Enunciado » Por favor, organiza todos los registros como una lista JSON de cadenas, con una cadena por cada línea y sin incluir las líneas en blanco.

Registros de trabajo »
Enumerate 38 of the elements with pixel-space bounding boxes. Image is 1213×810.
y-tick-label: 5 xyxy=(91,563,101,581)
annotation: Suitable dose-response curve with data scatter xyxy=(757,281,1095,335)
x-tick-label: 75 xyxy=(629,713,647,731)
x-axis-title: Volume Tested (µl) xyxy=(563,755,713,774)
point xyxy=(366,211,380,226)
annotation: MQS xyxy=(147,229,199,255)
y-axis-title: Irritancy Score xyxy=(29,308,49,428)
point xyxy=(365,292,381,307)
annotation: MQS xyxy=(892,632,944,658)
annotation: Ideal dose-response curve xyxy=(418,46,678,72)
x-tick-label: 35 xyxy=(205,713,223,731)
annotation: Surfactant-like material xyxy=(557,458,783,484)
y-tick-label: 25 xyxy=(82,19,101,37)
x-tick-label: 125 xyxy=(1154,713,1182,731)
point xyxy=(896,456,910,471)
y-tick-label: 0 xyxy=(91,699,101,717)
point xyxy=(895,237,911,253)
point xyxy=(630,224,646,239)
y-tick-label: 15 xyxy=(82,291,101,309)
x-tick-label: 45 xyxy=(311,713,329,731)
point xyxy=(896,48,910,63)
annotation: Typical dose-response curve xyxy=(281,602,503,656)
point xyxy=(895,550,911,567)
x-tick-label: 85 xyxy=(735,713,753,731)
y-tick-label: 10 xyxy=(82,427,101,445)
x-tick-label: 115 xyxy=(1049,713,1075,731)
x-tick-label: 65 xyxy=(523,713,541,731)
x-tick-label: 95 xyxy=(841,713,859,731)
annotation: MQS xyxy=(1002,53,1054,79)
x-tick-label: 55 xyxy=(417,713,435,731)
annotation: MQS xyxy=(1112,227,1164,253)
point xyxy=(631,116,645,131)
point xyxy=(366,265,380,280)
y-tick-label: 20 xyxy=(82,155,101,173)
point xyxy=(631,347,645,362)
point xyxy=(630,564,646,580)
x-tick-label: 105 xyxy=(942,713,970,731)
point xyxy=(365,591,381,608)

Resultado final »
[
  "Enumerate 38 of the elements with pixel-space bounding boxes. Image is 1213×810.",
  "y-tick-label: 5 xyxy=(91,563,101,581)",
  "annotation: Suitable dose-response curve with data scatter xyxy=(757,281,1095,335)",
  "x-tick-label: 75 xyxy=(629,713,647,731)",
  "x-axis-title: Volume Tested (µl) xyxy=(563,755,713,774)",
  "point xyxy=(366,211,380,226)",
  "annotation: MQS xyxy=(147,229,199,255)",
  "y-axis-title: Irritancy Score xyxy=(29,308,49,428)",
  "point xyxy=(365,292,381,307)",
  "annotation: MQS xyxy=(892,632,944,658)",
  "annotation: Ideal dose-response curve xyxy=(418,46,678,72)",
  "x-tick-label: 35 xyxy=(205,713,223,731)",
  "annotation: Surfactant-like material xyxy=(557,458,783,484)",
  "y-tick-label: 25 xyxy=(82,19,101,37)",
  "x-tick-label: 125 xyxy=(1154,713,1182,731)",
  "point xyxy=(896,456,910,471)",
  "y-tick-label: 0 xyxy=(91,699,101,717)",
  "point xyxy=(895,237,911,253)",
  "point xyxy=(630,224,646,239)",
  "y-tick-label: 15 xyxy=(82,291,101,309)",
  "x-tick-label: 45 xyxy=(311,713,329,731)",
  "point xyxy=(896,48,910,63)",
  "annotation: Typical dose-response curve xyxy=(281,602,503,656)",
  "point xyxy=(895,550,911,567)",
  "x-tick-label: 85 xyxy=(735,713,753,731)",
  "y-tick-label: 10 xyxy=(82,427,101,445)",
  "x-tick-label: 115 xyxy=(1049,713,1075,731)",
  "x-tick-label: 65 xyxy=(523,713,541,731)",
  "x-tick-label: 95 xyxy=(841,713,859,731)",
  "annotation: MQS xyxy=(1002,53,1054,79)",
  "x-tick-label: 55 xyxy=(417,713,435,731)",
  "annotation: MQS xyxy=(1112,227,1164,253)",
  "point xyxy=(631,116,645,131)",
  "point xyxy=(366,265,380,280)",
  "y-tick-label: 20 xyxy=(82,155,101,173)",
  "point xyxy=(631,347,645,362)",
  "point xyxy=(630,564,646,580)",
  "x-tick-label: 105 xyxy=(942,713,970,731)",
  "point xyxy=(365,591,381,608)"
]